(Data listing)
::::

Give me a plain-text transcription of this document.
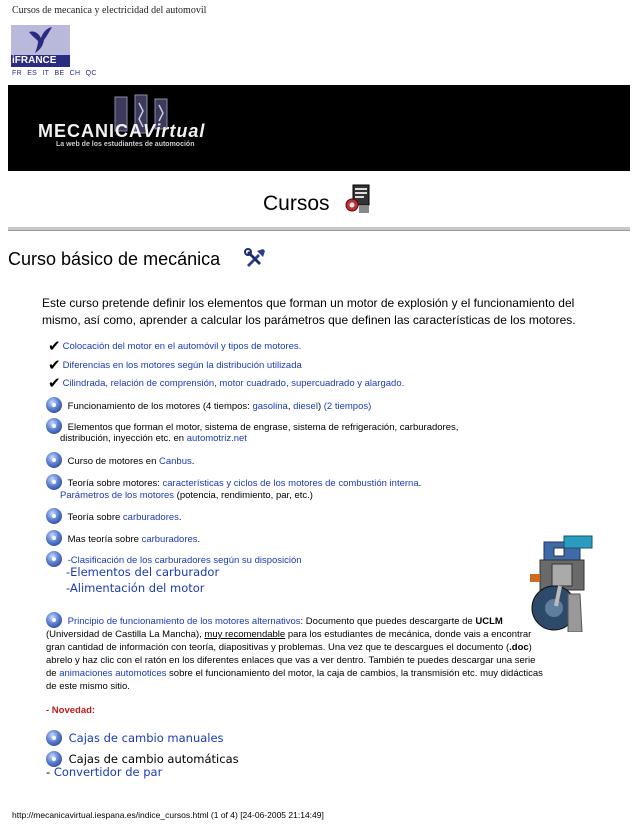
Cursos de mecanica y electricidad del automovil
iFRANCE
FR ES IT BE CH QC
MECANICAVirtual
La web de los estudiantes de automoción
Cursos
Curso básico de mecánica
Este curso pretende definir los elementos que forman un motor de explosión y el funcionamiento del mismo, así como, aprender a calcular los parámetros que definen las características de los motores.
✔ Colocación del motor en el automóvil y tipos de motores.
✔ Diferencias en los motores según la distribución utilizada
✔ Cilindrada, relación de comprensión, motor cuadrado, supercuadrado y alargado.
Funcionamiento de los motores (4 tiempos: gasolina, diesel) (2 tiempos)
Elementos que forman el motor, sistema de engrase, sistema de refrigeración, carburadores,
distribución, inyección etc. en automotriz.net
Curso de motores en Canbus.
Teoría sobre motores: características y ciclos de los motores de combustión interna.
Parámetros de los motores (potencia, rendimiento, par, etc.)
Teoría sobre carburadores.
Mas teoría sobre carburadores.
-Clasificación de los carburadores según su disposición
-Elementos del carburador
-Alimentación del motor
Principio de funcionamiento de los motores alternativos: Documento que puedes descargarte de UCLM (Universidad de Castilla La Mancha), muy recomendable para los estudiantes de mecánica, donde vais a encontrar gran cantidad de información con teoría, diapositivas y problemas. Una vez que te descargues el documento (.doc) abrelo y haz clic con el ratón en los diferentes enlaces que vas a ver dentro. También te puedes descargar una serie de animaciones automotices sobre el funcionamiento del motor, la caja de cambios, la transmisión etc. muy didácticas de este mismo sitio.
- Novedad:
Cajas de cambio manuales
Cajas de cambio automáticas
- Convertidor de par
http://mecanicavirtual.iespana.es/indice_cursos.html (1 of 4) [24-06-2005 21:14:49]
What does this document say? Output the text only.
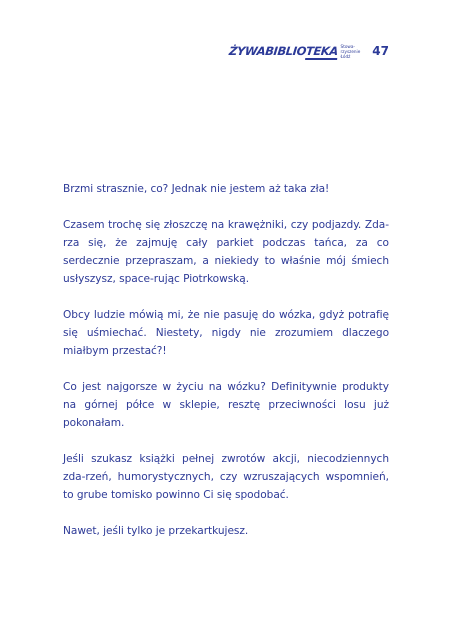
ŻYWABIBLIOTEKA Stowa-
rzyszenie
Łódź	47

Brzmi strasznie, co? Jednak nie jestem aż taka zła!

Czasem trochę się złoszczę na krawężniki, czy podjazdy. Zda-rza się, że zajmuję cały parkiet podczas tańca, za co serdecznie przepraszam, a niekiedy to właśnie mój śmiech usłyszysz, space-rując Piotrkowską.

Obcy ludzie mówią mi, że nie pasuję do wózka, gdyż potrafię się uśmiechać. Niestety, nigdy nie zrozumiem dlaczego miałbym przestać?!

Co jest najgorsze w życiu na wózku? Definitywnie produkty na górnej półce w sklepie, resztę przeciwności losu już pokonałam.

Jeśli szukasz książki pełnej zwrotów akcji, niecodziennych zda-rzeń, humorystycznych, czy wzruszających wspomnień, to grube tomisko powinno Ci się spodobać.

Nawet, jeśli tylko je przekartkujesz.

::::

### TASK REQUIREMENTS
Produce an exact copy of each line of data, skipping embedded images.

### WRITTEN SOLUTION
Give me a plain-text transcription of this document.
Cursos de mecanica y electricidad del automovil
iFRANCE
FR ES IT BE CH QC
MECANICAVirtual
La web de los estudiantes de automoción
Cursos
Curso básico de mecánica
Este curso pretende definir los elementos que forman un motor de explosión y el funcionamiento del mismo, así como, aprender a calcular los parámetros que definen las características de los motores.
✔ Colocación del motor en el automóvil y tipos de motores.
✔ Diferencias en los motores según la distribución utilizada
✔ Cilindrada, relación de comprensión, motor cuadrado, supercuadrado y alargado.
Funcionamiento de los motores (4 tiempos: gasolina, diesel) (2 tiempos)
Elementos que forman el motor, sistema de engrase, sistema de refrigeración, carburadores,
distribución, inyección etc. en automotriz.net
Curso de motores en Canbus.
Teoría sobre motores: características y ciclos de los motores de combustión interna.
Parámetros de los motores (potencia, rendimiento, par, etc.)
Teoría sobre carburadores.
Mas teoría sobre carburadores.
-Clasificación de los carburadores según su disposición
-Elementos del carburador
-Alimentación del motor
Principio de funcionamiento de los motores alternativos: Documento que puedes descargarte de UCLM (Universidad de Castilla La Mancha), muy recomendable para los estudiantes de mecánica, donde vais a encontrar gran cantidad de información con teoría, diapositivas y problemas. Una vez que te descargues el documento (.doc) abrelo y haz clic con el ratón en los diferentes enlaces que vas a ver dentro. También te puedes descargar una serie de animaciones automotices sobre el funcionamiento del motor, la caja de cambios, la transmisión etc. muy didácticas de este mismo sitio.
- Novedad:
Cajas de cambio manuales
Cajas de cambio automáticas
- Convertidor de par
http://mecanicavirtual.iespana.es/indice_cursos.html (1 of 4) [24-06-2005 21:14:49]
What does this document say? Output the text only.
ŻYWABIBLIOTEKA Stowa-
rzyszenie
Łódź	47

Brzmi strasznie, co? Jednak nie jestem aż taka zła!

Czasem trochę się złoszczę na krawężniki, czy podjazdy. Zda-rza się, że zajmuję cały parkiet podczas tańca, za co serdecznie przepraszam, a niekiedy to właśnie mój śmiech usłyszysz, space-rując Piotrkowską.

Obcy ludzie mówią mi, że nie pasuję do wózka, gdyż potrafię się uśmiechać. Niestety, nigdy nie zrozumiem dlaczego miałbym przestać?!

Co jest najgorsze w życiu na wózku? Definitywnie produkty na górnej półce w sklepie, resztę przeciwności losu już pokonałam.

Jeśli szukasz książki pełnej zwrotów akcji, niecodziennych zda-rzeń, humorystycznych, czy wzruszających wspomnień, to grube tomisko powinno Ci się spodobać.

Nawet, jeśli tylko je przekartkujesz.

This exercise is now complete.